### Given exercise
Count how many lines contain the word "System". Respond with the number alone.

── Supplied material

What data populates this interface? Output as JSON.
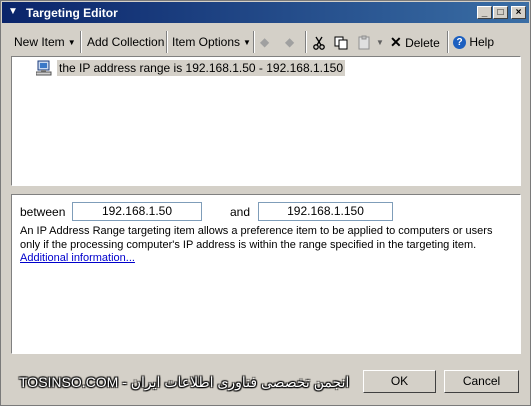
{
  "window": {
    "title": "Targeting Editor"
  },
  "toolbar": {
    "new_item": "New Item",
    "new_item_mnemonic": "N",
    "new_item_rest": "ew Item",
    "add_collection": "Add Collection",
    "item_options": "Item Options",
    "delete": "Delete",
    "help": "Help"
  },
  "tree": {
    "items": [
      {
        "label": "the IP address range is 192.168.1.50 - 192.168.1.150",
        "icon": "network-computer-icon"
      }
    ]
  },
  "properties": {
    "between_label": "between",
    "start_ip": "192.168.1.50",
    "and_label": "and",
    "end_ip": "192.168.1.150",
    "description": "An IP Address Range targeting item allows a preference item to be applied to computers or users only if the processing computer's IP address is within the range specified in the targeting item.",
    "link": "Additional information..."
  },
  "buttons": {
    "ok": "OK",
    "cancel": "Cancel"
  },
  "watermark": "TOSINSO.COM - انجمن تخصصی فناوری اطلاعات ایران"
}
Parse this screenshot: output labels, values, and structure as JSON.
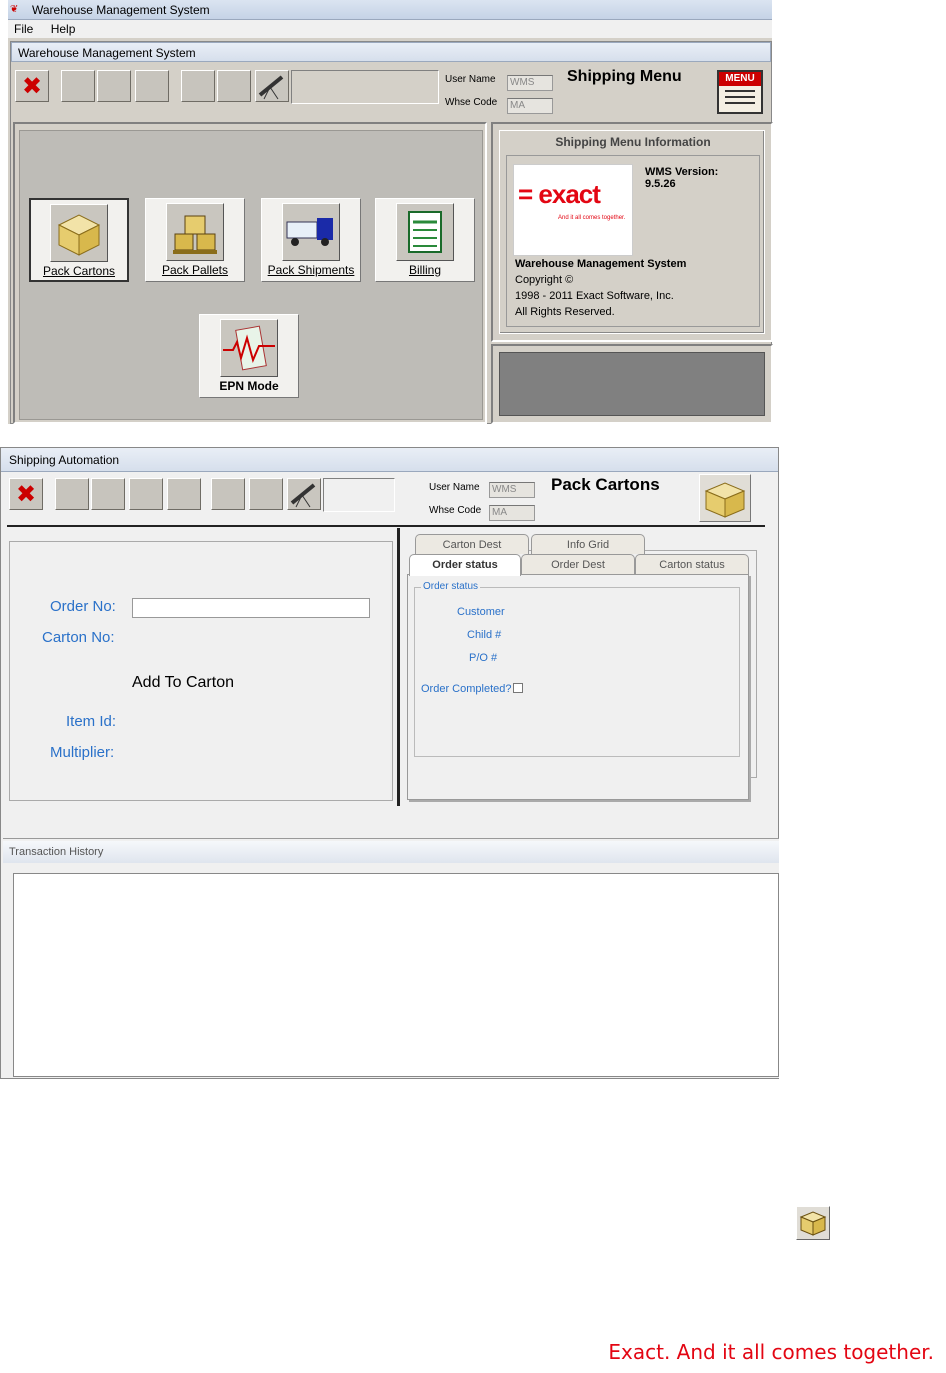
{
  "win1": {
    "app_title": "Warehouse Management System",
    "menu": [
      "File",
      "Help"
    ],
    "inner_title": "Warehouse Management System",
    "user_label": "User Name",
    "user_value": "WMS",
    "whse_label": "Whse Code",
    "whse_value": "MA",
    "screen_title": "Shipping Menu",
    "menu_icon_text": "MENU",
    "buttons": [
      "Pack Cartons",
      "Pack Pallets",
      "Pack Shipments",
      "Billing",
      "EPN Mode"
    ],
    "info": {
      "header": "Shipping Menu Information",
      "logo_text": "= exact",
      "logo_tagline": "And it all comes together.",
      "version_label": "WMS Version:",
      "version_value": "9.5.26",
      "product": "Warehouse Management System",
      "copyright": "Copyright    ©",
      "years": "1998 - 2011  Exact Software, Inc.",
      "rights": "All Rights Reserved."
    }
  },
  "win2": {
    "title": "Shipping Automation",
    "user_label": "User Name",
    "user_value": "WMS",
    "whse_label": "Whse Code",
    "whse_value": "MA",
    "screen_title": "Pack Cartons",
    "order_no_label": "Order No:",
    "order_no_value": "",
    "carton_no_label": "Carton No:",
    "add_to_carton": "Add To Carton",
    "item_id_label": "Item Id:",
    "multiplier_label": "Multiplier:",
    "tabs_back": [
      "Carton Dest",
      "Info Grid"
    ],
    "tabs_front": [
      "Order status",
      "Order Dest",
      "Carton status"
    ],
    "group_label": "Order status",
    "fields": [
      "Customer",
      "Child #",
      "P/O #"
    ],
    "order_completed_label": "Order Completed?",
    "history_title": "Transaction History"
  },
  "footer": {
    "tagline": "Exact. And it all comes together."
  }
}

────
── Supplied material

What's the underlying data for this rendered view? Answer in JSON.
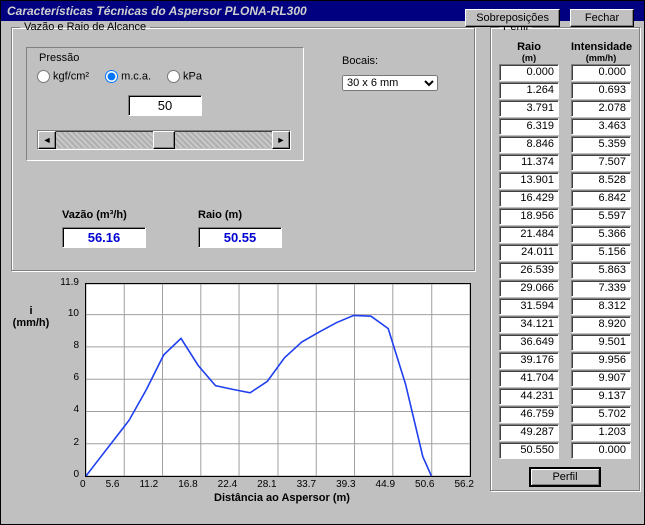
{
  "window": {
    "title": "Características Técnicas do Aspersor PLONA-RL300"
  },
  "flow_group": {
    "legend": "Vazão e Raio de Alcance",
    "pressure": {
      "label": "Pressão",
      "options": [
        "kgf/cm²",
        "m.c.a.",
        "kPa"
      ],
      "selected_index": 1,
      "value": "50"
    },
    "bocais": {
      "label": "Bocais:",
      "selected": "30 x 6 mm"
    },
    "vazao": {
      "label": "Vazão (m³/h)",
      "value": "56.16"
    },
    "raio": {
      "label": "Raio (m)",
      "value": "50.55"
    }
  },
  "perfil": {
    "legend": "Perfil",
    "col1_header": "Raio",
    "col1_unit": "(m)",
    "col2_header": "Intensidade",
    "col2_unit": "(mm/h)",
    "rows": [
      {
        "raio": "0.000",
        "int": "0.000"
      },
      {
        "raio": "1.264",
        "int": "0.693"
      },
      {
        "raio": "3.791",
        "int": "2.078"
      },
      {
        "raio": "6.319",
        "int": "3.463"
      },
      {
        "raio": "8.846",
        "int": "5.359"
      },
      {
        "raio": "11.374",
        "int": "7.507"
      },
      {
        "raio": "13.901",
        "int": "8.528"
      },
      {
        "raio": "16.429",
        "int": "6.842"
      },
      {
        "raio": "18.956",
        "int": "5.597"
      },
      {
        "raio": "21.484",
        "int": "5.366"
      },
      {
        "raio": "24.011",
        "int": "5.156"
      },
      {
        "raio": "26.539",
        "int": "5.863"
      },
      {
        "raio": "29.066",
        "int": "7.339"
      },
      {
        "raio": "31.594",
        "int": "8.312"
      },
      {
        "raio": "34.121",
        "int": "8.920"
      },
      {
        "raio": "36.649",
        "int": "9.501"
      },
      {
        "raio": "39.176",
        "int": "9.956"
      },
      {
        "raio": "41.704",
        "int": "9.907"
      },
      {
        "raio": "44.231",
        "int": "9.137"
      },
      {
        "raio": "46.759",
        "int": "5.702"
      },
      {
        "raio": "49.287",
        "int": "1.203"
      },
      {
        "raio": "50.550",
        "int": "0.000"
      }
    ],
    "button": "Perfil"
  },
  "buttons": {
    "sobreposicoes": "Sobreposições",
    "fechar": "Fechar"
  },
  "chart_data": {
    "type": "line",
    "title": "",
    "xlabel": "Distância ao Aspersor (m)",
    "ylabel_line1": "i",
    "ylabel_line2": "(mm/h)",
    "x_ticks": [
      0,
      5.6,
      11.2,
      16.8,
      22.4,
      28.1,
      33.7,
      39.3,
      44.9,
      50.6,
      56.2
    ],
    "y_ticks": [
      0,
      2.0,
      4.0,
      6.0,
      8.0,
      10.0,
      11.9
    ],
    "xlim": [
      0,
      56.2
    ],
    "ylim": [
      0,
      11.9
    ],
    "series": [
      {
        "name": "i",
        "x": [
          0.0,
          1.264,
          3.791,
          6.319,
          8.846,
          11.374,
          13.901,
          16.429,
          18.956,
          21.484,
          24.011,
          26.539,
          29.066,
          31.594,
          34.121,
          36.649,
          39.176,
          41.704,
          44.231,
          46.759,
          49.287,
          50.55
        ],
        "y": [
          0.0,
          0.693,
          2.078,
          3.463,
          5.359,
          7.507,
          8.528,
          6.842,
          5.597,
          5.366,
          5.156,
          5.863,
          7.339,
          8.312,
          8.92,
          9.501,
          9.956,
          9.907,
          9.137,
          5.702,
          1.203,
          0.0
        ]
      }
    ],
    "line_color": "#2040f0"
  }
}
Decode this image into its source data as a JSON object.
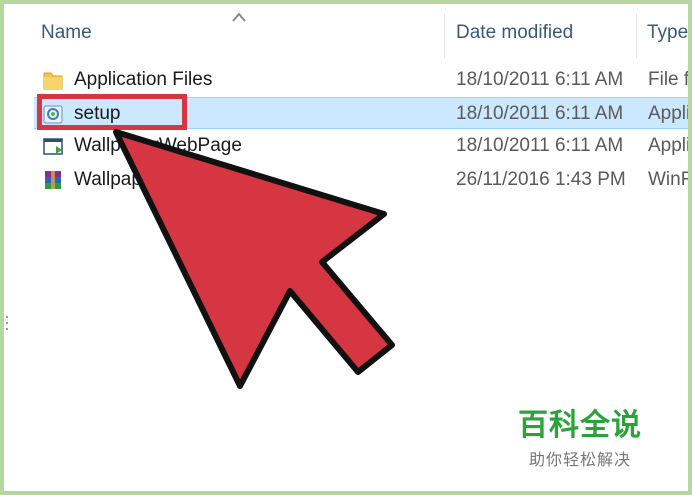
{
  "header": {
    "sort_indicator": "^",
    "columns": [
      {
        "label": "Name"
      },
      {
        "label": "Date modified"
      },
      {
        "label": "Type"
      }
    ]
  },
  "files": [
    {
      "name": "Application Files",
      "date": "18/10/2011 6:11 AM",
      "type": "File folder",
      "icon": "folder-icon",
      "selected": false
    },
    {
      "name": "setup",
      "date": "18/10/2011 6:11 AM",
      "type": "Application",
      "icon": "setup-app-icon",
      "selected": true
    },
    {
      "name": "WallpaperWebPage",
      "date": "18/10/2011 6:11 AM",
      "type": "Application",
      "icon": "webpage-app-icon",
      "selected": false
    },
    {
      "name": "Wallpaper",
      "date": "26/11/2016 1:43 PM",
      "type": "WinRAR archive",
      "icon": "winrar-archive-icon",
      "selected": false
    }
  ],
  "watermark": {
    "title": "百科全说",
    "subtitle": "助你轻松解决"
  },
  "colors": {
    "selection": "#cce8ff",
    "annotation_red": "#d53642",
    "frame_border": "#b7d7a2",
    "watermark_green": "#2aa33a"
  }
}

────

### Output of the exercise
3